■ **DATASET RECORDS**
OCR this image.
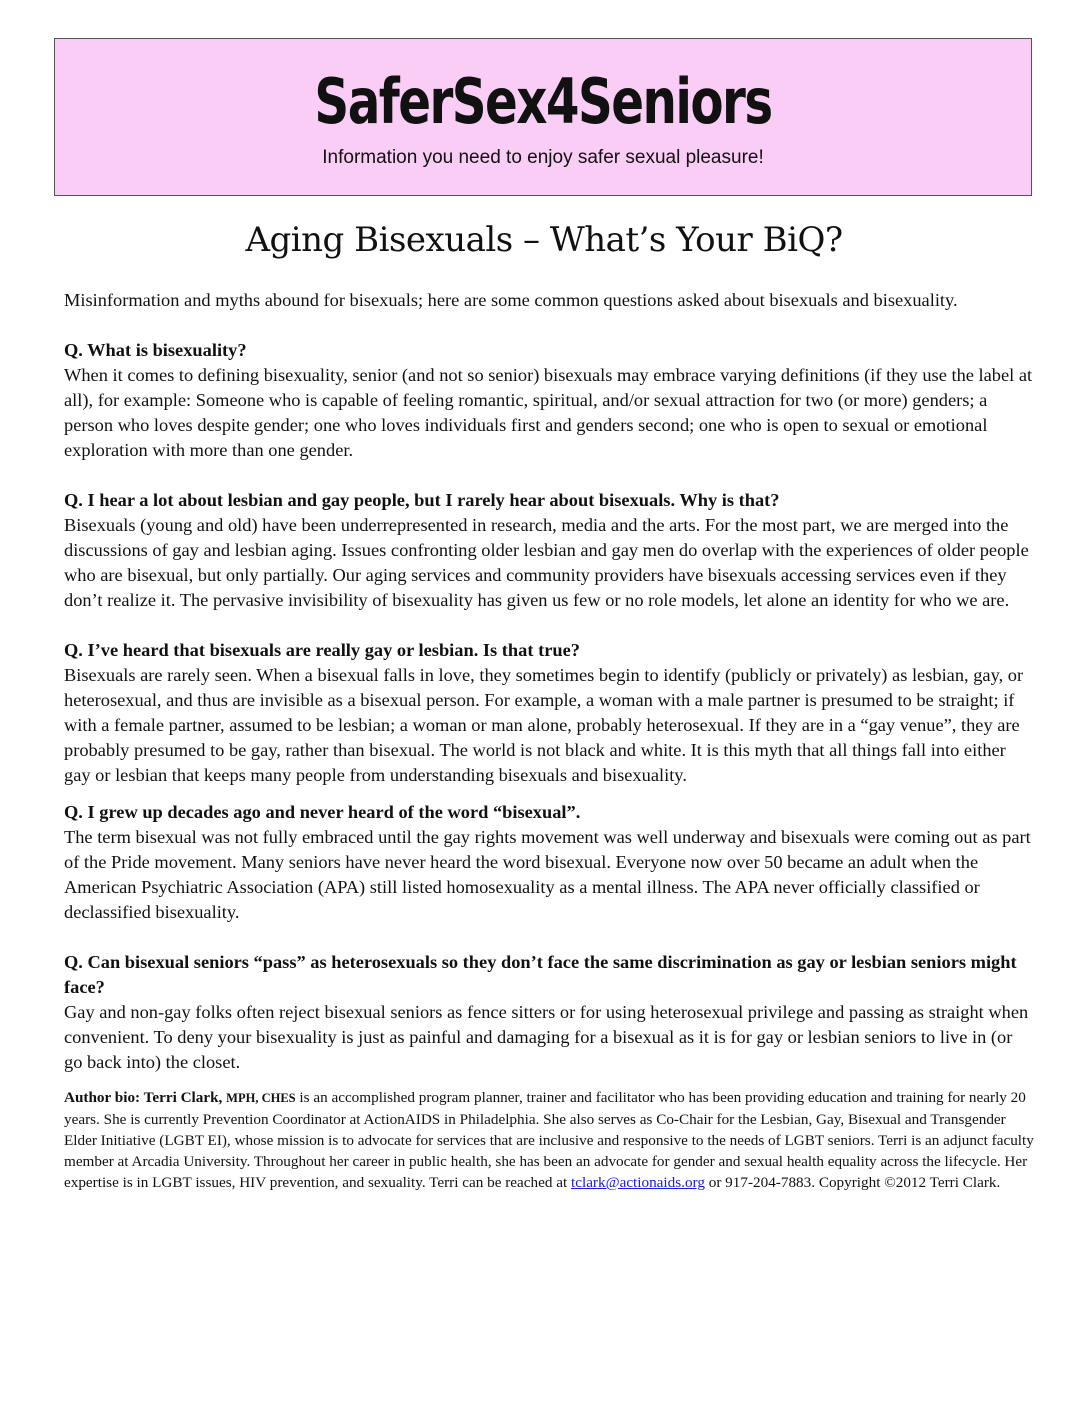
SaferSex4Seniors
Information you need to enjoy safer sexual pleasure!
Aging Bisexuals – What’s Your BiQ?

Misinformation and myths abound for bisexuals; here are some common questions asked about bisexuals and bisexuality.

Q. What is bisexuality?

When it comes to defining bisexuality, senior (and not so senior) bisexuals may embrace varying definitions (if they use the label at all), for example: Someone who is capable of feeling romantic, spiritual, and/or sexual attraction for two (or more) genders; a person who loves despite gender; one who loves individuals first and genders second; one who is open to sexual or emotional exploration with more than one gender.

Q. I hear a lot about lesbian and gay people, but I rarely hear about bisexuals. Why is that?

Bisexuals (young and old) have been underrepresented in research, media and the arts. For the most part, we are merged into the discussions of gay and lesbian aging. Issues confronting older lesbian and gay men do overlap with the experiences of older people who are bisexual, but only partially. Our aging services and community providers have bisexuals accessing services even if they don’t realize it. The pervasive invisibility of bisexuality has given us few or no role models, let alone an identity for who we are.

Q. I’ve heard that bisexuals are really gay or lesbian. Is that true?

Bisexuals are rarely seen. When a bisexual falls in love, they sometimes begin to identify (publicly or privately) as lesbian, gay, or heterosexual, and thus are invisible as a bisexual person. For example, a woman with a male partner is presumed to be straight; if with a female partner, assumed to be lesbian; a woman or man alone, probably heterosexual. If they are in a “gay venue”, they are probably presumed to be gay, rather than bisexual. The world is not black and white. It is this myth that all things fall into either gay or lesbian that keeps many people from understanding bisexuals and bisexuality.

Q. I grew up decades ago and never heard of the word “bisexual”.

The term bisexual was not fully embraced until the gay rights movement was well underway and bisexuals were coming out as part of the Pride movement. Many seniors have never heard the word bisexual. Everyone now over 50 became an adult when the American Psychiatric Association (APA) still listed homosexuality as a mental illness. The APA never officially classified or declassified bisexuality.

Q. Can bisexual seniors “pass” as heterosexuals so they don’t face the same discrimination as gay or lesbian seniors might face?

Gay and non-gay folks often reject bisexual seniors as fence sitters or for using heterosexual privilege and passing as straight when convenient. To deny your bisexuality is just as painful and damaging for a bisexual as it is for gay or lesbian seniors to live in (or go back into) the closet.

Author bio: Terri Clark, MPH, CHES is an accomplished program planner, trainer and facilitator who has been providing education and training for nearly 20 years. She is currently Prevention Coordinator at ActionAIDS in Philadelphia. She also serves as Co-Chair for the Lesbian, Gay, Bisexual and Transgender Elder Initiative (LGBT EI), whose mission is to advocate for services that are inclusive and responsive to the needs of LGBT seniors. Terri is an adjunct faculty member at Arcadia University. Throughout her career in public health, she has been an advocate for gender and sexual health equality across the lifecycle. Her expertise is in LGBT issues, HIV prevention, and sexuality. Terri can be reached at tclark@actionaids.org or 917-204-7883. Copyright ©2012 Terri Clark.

■ **REQUIRED WORK**
Going through the entries above, report how many lines include the string "word". The number alone is the answer.

■ **SOLUTION BELOW**
2